>> start RECORD EXCERPTS

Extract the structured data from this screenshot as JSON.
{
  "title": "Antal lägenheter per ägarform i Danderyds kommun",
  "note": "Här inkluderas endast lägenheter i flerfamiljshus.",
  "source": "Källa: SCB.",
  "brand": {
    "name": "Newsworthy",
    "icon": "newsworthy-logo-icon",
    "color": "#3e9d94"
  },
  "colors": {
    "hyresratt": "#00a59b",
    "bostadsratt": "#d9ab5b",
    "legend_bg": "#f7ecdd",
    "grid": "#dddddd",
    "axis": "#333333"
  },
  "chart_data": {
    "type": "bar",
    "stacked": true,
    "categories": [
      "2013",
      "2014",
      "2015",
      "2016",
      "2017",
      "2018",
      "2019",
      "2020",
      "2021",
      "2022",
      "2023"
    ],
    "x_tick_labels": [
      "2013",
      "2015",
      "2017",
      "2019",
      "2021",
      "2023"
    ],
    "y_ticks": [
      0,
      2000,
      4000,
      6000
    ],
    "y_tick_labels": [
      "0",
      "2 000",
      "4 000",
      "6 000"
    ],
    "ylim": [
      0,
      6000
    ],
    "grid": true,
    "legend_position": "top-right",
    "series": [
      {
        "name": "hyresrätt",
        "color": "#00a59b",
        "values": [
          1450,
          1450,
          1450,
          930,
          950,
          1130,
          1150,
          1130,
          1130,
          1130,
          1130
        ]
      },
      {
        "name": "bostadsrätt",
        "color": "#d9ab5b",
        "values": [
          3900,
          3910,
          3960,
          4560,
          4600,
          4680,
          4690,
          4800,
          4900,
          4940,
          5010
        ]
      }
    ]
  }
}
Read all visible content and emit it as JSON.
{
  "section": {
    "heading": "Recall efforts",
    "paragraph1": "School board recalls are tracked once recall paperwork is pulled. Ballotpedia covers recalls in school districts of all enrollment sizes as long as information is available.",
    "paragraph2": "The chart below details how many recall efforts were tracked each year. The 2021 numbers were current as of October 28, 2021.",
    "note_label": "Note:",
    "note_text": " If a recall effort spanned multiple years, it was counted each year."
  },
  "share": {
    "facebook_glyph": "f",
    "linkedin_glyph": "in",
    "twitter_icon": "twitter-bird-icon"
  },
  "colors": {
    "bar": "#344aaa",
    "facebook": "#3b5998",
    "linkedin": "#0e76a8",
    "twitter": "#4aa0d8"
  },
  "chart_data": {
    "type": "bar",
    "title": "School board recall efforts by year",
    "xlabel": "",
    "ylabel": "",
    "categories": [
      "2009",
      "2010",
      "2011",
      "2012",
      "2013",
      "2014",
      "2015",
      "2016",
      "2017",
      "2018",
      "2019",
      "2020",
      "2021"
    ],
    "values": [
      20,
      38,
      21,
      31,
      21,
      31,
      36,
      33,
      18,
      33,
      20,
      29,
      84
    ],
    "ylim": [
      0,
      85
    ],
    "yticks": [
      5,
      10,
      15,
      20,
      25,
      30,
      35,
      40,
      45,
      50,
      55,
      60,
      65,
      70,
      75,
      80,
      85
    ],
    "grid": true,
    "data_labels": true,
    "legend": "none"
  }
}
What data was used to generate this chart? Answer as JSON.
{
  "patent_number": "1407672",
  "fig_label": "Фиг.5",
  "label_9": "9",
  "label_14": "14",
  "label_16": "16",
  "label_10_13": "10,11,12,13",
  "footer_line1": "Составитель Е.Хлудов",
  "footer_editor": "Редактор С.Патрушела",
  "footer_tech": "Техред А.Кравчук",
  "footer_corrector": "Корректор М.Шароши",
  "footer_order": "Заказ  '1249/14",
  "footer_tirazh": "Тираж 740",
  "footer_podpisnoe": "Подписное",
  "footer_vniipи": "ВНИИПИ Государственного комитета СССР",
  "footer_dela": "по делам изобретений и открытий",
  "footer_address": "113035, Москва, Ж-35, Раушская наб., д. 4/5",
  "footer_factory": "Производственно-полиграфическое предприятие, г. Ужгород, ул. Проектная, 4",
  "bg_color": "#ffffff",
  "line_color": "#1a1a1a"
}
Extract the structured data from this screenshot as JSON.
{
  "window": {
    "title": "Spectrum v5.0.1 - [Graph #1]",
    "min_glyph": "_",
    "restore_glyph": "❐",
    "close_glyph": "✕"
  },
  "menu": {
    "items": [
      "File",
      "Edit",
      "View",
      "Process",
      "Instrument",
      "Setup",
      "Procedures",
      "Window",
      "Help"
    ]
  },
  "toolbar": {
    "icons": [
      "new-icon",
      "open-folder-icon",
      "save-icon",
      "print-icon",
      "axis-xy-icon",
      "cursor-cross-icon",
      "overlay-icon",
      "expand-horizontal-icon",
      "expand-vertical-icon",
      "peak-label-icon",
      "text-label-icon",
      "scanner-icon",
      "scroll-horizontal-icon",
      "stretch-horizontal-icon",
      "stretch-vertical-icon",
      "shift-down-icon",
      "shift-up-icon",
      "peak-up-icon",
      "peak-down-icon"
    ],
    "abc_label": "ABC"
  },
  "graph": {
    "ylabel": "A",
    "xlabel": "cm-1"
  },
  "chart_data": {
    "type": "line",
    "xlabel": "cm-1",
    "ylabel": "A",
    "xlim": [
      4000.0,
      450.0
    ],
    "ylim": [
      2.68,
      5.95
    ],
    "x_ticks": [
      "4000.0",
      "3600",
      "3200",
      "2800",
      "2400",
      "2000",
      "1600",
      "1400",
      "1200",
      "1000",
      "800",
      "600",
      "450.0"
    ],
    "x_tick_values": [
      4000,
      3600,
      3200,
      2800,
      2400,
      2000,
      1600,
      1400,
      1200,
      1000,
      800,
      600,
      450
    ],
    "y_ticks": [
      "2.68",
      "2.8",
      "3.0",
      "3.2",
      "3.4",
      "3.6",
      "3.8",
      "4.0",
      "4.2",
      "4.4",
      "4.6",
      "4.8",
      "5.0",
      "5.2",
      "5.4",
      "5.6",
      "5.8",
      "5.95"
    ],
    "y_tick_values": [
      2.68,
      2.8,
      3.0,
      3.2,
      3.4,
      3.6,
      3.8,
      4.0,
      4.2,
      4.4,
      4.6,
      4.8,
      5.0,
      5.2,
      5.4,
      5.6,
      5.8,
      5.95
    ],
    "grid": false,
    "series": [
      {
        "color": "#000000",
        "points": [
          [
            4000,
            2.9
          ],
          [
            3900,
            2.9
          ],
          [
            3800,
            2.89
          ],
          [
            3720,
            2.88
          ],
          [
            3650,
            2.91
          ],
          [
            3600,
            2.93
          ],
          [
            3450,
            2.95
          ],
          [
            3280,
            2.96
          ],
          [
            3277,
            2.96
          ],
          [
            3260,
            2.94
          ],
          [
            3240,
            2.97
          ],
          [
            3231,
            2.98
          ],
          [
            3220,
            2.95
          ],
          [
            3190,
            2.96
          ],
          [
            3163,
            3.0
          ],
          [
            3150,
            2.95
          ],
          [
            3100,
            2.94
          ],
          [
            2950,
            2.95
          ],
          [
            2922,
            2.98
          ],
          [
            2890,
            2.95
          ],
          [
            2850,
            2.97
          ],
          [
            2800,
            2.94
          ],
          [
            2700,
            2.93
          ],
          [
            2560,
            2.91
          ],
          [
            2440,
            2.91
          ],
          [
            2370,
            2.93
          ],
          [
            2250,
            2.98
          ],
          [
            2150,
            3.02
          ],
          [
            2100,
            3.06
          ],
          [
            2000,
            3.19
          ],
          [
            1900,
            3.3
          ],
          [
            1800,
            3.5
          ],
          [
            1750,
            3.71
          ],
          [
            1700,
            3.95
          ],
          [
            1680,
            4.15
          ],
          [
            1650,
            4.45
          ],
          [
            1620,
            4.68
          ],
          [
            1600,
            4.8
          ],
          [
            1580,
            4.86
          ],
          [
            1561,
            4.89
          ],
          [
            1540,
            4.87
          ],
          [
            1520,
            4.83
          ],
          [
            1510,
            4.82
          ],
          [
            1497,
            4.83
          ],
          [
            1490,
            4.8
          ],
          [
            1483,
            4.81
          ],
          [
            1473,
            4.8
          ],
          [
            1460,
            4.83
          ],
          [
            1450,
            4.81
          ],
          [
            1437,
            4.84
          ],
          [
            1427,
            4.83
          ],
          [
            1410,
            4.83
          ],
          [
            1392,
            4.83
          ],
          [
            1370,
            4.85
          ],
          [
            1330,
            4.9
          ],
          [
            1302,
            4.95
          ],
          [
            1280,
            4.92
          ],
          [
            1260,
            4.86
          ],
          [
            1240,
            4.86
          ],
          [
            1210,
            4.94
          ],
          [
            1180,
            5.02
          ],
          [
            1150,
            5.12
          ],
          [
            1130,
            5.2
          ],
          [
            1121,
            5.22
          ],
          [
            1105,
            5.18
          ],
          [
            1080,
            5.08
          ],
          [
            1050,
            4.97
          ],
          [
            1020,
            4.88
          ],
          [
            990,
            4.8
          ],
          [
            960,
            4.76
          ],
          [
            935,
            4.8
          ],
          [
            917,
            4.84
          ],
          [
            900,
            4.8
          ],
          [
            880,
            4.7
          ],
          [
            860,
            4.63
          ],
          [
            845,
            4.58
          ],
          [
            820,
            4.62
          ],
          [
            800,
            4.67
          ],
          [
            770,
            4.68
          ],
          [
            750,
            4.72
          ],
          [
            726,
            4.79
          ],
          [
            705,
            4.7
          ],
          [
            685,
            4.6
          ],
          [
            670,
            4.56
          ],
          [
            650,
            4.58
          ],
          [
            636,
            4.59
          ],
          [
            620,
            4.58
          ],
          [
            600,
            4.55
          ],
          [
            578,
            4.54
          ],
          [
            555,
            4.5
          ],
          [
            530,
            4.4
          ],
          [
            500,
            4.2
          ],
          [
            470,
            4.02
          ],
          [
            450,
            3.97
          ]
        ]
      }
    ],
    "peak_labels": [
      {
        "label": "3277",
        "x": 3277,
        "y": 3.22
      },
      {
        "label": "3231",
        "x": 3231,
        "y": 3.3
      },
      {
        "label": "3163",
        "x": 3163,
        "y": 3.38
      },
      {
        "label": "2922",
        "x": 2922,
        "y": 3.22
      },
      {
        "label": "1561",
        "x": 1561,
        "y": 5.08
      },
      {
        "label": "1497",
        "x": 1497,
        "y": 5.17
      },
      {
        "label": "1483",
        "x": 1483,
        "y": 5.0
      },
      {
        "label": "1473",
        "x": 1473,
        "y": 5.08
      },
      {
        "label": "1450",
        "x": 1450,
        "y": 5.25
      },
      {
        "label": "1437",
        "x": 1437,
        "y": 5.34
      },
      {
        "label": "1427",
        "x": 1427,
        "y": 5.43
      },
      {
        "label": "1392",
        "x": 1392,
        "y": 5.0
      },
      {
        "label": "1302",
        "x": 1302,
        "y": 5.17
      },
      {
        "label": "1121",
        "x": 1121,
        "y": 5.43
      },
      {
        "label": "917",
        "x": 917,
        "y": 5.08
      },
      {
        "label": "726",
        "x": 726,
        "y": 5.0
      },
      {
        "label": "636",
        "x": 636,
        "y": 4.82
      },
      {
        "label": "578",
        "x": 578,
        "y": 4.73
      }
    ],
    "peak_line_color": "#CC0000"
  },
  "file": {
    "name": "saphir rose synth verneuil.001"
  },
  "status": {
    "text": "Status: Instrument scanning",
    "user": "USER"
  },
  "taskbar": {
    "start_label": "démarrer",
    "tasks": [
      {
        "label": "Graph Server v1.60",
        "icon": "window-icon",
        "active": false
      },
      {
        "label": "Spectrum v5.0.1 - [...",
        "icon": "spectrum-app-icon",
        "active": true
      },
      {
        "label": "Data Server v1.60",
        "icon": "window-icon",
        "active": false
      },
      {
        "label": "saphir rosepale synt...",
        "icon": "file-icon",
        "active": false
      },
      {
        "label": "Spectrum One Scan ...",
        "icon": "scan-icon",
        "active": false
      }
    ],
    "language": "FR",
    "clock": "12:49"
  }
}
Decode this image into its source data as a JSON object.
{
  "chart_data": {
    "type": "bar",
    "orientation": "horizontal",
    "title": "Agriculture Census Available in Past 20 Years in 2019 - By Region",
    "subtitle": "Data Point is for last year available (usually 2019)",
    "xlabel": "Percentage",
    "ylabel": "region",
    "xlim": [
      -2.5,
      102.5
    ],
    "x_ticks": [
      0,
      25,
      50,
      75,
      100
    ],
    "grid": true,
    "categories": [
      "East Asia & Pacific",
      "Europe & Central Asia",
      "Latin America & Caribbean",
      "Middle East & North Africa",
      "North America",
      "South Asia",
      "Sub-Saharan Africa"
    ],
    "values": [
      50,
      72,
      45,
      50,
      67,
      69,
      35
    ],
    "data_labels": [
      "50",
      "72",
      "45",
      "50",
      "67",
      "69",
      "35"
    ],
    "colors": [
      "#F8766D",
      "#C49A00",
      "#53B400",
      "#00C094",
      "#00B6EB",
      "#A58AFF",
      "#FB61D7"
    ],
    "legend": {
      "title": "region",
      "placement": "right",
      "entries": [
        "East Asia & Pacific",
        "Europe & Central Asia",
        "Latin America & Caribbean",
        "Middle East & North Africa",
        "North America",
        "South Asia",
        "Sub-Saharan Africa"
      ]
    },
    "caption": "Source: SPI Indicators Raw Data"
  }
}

>> end RECORD EXCERPTS

• YOUR OBJECTIVE: Some lines of the data above may hold the word "lägenheter"; report how many do, and nothing else.

• WRITTEN RESPONSE: 2